Records from a dataset:
##########

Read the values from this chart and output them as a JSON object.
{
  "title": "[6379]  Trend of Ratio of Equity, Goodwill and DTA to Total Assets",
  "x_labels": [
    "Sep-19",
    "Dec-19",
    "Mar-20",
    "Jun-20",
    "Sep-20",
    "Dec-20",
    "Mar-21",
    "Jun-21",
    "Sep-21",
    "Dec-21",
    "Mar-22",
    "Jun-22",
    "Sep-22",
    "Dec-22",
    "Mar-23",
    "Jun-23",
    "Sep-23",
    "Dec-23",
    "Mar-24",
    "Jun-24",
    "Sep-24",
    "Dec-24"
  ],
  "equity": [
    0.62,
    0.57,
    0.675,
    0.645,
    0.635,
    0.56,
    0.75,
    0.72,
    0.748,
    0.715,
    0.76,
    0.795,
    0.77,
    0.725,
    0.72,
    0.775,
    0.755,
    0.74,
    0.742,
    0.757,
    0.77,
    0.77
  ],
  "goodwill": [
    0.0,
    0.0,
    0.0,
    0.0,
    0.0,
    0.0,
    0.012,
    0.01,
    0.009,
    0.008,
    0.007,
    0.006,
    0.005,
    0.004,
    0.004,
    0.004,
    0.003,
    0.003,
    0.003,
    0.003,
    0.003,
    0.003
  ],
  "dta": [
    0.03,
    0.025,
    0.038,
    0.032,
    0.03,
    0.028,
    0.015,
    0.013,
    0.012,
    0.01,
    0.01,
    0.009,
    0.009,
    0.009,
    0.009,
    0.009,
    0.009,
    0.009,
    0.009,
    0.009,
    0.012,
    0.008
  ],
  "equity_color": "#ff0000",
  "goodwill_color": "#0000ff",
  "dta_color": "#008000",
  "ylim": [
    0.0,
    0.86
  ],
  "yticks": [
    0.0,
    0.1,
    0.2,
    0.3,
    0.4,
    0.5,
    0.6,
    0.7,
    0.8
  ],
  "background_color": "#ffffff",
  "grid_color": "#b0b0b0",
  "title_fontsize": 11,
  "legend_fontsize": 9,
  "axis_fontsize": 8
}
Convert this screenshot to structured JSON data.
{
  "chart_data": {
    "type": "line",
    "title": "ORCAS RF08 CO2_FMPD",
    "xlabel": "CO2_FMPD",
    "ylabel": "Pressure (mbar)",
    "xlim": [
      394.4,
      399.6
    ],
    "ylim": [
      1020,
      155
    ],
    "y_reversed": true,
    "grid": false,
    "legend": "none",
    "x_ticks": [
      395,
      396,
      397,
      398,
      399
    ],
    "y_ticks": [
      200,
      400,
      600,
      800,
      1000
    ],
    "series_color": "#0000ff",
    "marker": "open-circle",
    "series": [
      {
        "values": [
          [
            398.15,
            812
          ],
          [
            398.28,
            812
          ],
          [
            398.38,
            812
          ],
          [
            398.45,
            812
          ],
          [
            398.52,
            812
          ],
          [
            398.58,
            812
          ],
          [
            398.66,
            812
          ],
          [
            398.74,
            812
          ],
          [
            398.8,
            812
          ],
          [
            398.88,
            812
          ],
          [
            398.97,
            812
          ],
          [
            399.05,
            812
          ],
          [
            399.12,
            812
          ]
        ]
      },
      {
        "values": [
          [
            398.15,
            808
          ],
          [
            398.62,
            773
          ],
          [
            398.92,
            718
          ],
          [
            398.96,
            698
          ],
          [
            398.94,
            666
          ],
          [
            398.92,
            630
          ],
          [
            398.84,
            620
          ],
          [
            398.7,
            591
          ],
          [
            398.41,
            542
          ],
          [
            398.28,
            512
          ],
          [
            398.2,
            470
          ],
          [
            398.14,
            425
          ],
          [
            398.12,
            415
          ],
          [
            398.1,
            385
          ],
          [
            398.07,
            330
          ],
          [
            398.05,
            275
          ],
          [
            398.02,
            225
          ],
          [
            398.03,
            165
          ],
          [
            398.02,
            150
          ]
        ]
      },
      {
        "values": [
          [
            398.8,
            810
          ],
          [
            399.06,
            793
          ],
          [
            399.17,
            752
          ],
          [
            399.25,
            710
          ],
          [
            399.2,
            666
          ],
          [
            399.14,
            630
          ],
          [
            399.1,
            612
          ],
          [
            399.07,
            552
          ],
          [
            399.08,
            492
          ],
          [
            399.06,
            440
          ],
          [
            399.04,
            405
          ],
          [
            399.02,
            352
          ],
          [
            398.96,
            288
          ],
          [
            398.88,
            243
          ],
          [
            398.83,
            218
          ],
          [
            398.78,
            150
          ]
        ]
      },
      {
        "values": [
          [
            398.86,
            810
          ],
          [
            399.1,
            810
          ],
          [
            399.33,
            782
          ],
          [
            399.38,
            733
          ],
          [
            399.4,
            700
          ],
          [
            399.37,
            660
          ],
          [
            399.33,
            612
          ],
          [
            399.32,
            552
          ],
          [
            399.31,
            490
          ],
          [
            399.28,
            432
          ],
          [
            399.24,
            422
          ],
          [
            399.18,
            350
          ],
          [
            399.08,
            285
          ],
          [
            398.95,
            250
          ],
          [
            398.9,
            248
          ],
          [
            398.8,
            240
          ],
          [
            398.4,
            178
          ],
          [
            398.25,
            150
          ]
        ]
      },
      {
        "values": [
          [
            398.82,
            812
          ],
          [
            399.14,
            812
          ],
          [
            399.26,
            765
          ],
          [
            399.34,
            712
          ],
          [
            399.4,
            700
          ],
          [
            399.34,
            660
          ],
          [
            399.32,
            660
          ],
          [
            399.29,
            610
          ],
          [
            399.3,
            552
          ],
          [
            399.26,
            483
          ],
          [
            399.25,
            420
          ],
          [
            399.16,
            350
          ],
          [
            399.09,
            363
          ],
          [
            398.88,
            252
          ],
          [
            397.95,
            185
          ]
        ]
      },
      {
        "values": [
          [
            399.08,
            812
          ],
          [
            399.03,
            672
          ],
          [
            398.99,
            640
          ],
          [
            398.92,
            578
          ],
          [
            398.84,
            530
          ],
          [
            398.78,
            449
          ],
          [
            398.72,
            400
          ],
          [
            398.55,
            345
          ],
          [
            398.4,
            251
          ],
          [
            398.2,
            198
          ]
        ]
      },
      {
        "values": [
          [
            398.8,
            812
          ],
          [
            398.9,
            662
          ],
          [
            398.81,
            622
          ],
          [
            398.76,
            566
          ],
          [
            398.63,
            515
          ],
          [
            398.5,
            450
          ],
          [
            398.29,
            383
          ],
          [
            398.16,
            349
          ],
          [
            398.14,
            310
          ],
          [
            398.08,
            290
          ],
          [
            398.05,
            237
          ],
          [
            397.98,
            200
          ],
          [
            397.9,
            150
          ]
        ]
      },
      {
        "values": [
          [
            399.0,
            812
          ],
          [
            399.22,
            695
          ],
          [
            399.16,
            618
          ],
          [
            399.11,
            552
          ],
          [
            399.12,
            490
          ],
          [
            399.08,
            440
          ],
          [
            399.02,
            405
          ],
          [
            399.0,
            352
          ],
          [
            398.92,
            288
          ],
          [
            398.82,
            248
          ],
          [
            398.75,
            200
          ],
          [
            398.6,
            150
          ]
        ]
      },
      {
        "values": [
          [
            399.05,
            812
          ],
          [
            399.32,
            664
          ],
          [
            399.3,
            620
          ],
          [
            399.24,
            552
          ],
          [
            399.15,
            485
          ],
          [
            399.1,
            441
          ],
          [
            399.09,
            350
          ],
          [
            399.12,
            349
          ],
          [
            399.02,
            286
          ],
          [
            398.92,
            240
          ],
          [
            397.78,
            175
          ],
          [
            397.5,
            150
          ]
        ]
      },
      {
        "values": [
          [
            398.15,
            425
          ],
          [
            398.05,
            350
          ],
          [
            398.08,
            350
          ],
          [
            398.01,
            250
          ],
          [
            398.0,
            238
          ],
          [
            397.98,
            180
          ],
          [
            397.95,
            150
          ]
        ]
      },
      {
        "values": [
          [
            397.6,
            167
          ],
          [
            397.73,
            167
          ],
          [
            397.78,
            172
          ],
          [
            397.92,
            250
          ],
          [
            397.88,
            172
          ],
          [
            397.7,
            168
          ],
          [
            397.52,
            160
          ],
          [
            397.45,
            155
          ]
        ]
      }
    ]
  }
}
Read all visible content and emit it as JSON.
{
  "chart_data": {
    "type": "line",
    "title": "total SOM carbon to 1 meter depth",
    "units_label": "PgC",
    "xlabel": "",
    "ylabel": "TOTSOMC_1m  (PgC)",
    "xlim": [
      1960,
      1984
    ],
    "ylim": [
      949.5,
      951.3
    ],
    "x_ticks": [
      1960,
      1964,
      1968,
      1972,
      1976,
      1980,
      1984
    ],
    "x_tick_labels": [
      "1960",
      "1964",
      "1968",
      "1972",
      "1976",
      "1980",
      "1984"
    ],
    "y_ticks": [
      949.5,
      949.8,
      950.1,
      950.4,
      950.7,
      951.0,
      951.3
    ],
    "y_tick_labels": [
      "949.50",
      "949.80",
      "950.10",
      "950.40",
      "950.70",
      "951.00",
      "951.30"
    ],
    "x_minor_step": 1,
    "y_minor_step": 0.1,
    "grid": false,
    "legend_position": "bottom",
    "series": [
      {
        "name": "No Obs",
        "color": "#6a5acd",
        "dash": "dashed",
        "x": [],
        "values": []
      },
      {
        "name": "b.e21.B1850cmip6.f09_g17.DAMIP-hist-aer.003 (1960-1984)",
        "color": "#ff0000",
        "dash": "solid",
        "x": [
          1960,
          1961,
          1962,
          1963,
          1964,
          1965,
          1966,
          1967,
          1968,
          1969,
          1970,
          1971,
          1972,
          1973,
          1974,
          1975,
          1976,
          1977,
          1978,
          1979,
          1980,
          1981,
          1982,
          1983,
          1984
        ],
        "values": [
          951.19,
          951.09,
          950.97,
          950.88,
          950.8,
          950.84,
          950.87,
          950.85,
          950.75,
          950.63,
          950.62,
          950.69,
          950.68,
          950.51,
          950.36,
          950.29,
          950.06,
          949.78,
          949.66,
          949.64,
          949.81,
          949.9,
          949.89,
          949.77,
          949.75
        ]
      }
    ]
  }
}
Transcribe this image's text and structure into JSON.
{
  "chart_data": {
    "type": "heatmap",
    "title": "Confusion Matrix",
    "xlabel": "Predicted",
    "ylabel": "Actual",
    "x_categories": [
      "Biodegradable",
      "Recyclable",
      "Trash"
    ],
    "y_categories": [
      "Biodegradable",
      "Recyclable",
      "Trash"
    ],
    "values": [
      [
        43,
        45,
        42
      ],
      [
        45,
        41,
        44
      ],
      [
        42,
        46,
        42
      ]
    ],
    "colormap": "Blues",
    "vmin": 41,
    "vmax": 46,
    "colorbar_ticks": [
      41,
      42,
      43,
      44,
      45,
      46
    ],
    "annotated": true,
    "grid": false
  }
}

##########

Set problem: Pull out all lines containing "name".

Answer to this task:
        "name": "No Obs",
        "name": "b.e21.B1850cmip6.f09_g17.DAMIP-hist-aer.003 (1960-1984)",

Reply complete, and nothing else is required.